─── EXERCISE MATERIALS

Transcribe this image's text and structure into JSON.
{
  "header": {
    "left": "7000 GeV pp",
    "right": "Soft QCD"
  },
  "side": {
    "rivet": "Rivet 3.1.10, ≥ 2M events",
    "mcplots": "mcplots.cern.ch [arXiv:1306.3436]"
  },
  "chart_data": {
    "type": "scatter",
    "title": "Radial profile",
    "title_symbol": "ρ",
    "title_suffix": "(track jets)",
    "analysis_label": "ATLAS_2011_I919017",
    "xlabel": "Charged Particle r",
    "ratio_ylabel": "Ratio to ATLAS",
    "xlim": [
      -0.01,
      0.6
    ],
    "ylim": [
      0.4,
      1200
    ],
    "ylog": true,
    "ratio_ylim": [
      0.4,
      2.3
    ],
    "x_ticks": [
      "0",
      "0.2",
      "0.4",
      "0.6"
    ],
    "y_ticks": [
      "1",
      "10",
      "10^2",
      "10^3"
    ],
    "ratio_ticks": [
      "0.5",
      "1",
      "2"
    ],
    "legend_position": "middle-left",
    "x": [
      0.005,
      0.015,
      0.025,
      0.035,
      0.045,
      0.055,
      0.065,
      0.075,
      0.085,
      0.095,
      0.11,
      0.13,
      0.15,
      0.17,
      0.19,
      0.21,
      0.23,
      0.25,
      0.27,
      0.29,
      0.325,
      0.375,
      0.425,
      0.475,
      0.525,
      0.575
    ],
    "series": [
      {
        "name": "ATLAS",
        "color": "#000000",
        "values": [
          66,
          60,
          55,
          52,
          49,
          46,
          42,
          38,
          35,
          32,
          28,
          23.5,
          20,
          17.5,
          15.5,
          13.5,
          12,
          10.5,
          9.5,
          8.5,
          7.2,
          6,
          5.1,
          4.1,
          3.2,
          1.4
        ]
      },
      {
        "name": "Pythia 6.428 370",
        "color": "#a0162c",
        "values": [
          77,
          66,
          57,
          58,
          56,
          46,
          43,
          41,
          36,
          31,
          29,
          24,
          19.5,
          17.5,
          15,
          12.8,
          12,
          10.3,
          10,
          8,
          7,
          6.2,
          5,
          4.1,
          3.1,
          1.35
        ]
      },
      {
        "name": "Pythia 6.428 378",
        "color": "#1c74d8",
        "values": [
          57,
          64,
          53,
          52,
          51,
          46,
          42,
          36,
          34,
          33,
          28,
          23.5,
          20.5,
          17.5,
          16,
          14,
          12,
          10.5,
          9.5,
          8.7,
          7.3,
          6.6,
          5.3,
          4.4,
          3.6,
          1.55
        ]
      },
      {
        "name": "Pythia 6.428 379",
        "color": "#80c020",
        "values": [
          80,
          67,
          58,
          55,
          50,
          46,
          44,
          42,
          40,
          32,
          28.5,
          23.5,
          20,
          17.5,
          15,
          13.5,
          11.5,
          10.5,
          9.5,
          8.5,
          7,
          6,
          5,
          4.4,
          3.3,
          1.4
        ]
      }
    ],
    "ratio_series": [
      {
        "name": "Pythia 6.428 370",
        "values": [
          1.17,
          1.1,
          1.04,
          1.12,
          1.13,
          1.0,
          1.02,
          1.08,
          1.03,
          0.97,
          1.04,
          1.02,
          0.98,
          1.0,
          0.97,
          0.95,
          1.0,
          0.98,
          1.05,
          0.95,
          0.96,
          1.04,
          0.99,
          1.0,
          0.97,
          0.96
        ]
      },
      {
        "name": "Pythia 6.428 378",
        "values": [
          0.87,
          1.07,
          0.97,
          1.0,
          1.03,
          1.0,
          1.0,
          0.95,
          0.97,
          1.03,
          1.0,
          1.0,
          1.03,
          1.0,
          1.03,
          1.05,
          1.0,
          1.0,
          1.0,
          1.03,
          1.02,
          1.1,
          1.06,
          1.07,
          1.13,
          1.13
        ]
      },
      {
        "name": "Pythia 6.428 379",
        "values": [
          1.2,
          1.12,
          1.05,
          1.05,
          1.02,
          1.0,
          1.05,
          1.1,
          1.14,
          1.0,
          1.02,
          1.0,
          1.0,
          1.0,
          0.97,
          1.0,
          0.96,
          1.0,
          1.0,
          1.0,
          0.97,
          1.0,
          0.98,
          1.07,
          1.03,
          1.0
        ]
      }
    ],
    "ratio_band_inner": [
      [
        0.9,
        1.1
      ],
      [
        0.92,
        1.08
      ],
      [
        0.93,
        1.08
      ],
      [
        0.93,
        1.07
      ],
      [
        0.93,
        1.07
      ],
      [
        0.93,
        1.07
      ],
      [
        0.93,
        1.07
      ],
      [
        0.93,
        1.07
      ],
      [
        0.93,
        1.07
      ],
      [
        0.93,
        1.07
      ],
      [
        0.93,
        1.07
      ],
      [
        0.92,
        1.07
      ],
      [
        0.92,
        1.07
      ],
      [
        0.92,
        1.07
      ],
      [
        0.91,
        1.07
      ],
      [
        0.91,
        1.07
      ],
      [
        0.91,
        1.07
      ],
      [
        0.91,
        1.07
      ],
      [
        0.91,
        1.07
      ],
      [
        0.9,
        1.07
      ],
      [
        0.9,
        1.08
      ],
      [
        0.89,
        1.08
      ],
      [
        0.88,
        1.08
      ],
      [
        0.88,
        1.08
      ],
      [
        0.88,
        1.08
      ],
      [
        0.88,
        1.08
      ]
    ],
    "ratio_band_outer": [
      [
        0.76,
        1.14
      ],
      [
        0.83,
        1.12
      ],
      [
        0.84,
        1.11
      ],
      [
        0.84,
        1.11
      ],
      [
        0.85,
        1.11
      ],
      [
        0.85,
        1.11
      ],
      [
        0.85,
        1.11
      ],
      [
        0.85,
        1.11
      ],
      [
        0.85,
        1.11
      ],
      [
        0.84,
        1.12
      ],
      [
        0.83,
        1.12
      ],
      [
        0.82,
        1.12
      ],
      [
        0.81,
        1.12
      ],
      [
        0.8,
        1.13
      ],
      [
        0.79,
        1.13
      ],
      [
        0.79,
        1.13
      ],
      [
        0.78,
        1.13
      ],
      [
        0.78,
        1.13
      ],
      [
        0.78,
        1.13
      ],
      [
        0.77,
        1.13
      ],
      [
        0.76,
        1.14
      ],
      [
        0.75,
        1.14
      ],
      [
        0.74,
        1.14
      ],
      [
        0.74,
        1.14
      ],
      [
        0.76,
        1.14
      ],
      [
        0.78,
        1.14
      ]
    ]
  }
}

──────

All of the entries should be written out again exactly.

Transcribe this image's text and structure into JSON.
{
  "header": {
    "left": "7000 GeV pp",
    "right": "Soft QCD"
  },
  "side": {
    "rivet": "Rivet 3.1.10, ≥ 2M events",
    "mcplots": "mcplots.cern.ch [arXiv:1306.3436]"
  },
  "chart_data": {
    "type": "scatter",
    "title": "Radial profile",
    "title_symbol": "ρ",
    "title_suffix": "(track jets)",
    "analysis_label": "ATLAS_2011_I919017",
    "xlabel": "Charged Particle r",
    "ratio_ylabel": "Ratio to ATLAS",
    "xlim": [
      -0.01,
      0.6
    ],
    "ylim": [
      0.4,
      1200
    ],
    "ylog": true,
    "ratio_ylim": [
      0.4,
      2.3
    ],
    "x_ticks": [
      "0",
      "0.2",
      "0.4",
      "0.6"
    ],
    "y_ticks": [
      "1",
      "10",
      "10^2",
      "10^3"
    ],
    "ratio_ticks": [
      "0.5",
      "1",
      "2"
    ],
    "legend_position": "middle-left",
    "x": [
      0.005,
      0.015,
      0.025,
      0.035,
      0.045,
      0.055,
      0.065,
      0.075,
      0.085,
      0.095,
      0.11,
      0.13,
      0.15,
      0.17,
      0.19,
      0.21,
      0.23,
      0.25,
      0.27,
      0.29,
      0.325,
      0.375,
      0.425,
      0.475,
      0.525,
      0.575
    ],
    "series": [
      {
        "name": "ATLAS",
        "color": "#000000",
        "values": [
          66,
          60,
          55,
          52,
          49,
          46,
          42,
          38,
          35,
          32,
          28,
          23.5,
          20,
          17.5,
          15.5,
          13.5,
          12,
          10.5,
          9.5,
          8.5,
          7.2,
          6,
          5.1,
          4.1,
          3.2,
          1.4
        ]
      },
      {
        "name": "Pythia 6.428 370",
        "color": "#a0162c",
        "values": [
          77,
          66,
          57,
          58,
          56,
          46,
          43,
          41,
          36,
          31,
          29,
          24,
          19.5,
          17.5,
          15,
          12.8,
          12,
          10.3,
          10,
          8,
          7,
          6.2,
          5,
          4.1,
          3.1,
          1.35
        ]
      },
      {
        "name": "Pythia 6.428 378",
        "color": "#1c74d8",
        "values": [
          57,
          64,
          53,
          52,
          51,
          46,
          42,
          36,
          34,
          33,
          28,
          23.5,
          20.5,
          17.5,
          16,
          14,
          12,
          10.5,
          9.5,
          8.7,
          7.3,
          6.6,
          5.3,
          4.4,
          3.6,
          1.55
        ]
      },
      {
        "name": "Pythia 6.428 379",
        "color": "#80c020",
        "values": [
          80,
          67,
          58,
          55,
          50,
          46,
          44,
          42,
          40,
          32,
          28.5,
          23.5,
          20,
          17.5,
          15,
          13.5,
          11.5,
          10.5,
          9.5,
          8.5,
          7,
          6,
          5,
          4.4,
          3.3,
          1.4
        ]
      }
    ],
    "ratio_series": [
      {
        "name": "Pythia 6.428 370",
        "values": [
          1.17,
          1.1,
          1.04,
          1.12,
          1.13,
          1.0,
          1.02,
          1.08,
          1.03,
          0.97,
          1.04,
          1.02,
          0.98,
          1.0,
          0.97,
          0.95,
          1.0,
          0.98,
          1.05,
          0.95,
          0.96,
          1.04,
          0.99,
          1.0,
          0.97,
          0.96
        ]
      },
      {
        "name": "Pythia 6.428 378",
        "values": [
          0.87,
          1.07,
          0.97,
          1.0,
          1.03,
          1.0,
          1.0,
          0.95,
          0.97,
          1.03,
          1.0,
          1.0,
          1.03,
          1.0,
          1.03,
          1.05,
          1.0,
          1.0,
          1.0,
          1.03,
          1.02,
          1.1,
          1.06,
          1.07,
          1.13,
          1.13
        ]
      },
      {
        "name": "Pythia 6.428 379",
        "values": [
          1.2,
          1.12,
          1.05,
          1.05,
          1.02,
          1.0,
          1.05,
          1.1,
          1.14,
          1.0,
          1.02,
          1.0,
          1.0,
          1.0,
          0.97,
          1.0,
          0.96,
          1.0,
          1.0,
          1.0,
          0.97,
          1.0,
          0.98,
          1.07,
          1.03,
          1.0
        ]
      }
    ],
    "ratio_band_inner": [
      [
        0.9,
        1.1
      ],
      [
        0.92,
        1.08
      ],
      [
        0.93,
        1.08
      ],
      [
        0.93,
        1.07
      ],
      [
        0.93,
        1.07
      ],
      [
        0.93,
        1.07
      ],
      [
        0.93,
        1.07
      ],
      [
        0.93,
        1.07
      ],
      [
        0.93,
        1.07
      ],
      [
        0.93,
        1.07
      ],
      [
        0.93,
        1.07
      ],
      [
        0.92,
        1.07
      ],
      [
        0.92,
        1.07
      ],
      [
        0.92,
        1.07
      ],
      [
        0.91,
        1.07
      ],
      [
        0.91,
        1.07
      ],
      [
        0.91,
        1.07
      ],
      [
        0.91,
        1.07
      ],
      [
        0.91,
        1.07
      ],
      [
        0.9,
        1.07
      ],
      [
        0.9,
        1.08
      ],
      [
        0.89,
        1.08
      ],
      [
        0.88,
        1.08
      ],
      [
        0.88,
        1.08
      ],
      [
        0.88,
        1.08
      ],
      [
        0.88,
        1.08
      ]
    ],
    "ratio_band_outer": [
      [
        0.76,
        1.14
      ],
      [
        0.83,
        1.12
      ],
      [
        0.84,
        1.11
      ],
      [
        0.84,
        1.11
      ],
      [
        0.85,
        1.11
      ],
      [
        0.85,
        1.11
      ],
      [
        0.85,
        1.11
      ],
      [
        0.85,
        1.11
      ],
      [
        0.85,
        1.11
      ],
      [
        0.84,
        1.12
      ],
      [
        0.83,
        1.12
      ],
      [
        0.82,
        1.12
      ],
      [
        0.81,
        1.12
      ],
      [
        0.8,
        1.13
      ],
      [
        0.79,
        1.13
      ],
      [
        0.79,
        1.13
      ],
      [
        0.78,
        1.13
      ],
      [
        0.78,
        1.13
      ],
      [
        0.78,
        1.13
      ],
      [
        0.77,
        1.13
      ],
      [
        0.76,
        1.14
      ],
      [
        0.75,
        1.14
      ],
      [
        0.74,
        1.14
      ],
      [
        0.74,
        1.14
      ],
      [
        0.76,
        1.14
      ],
      [
        0.78,
        1.14
      ]
    ]
  }
}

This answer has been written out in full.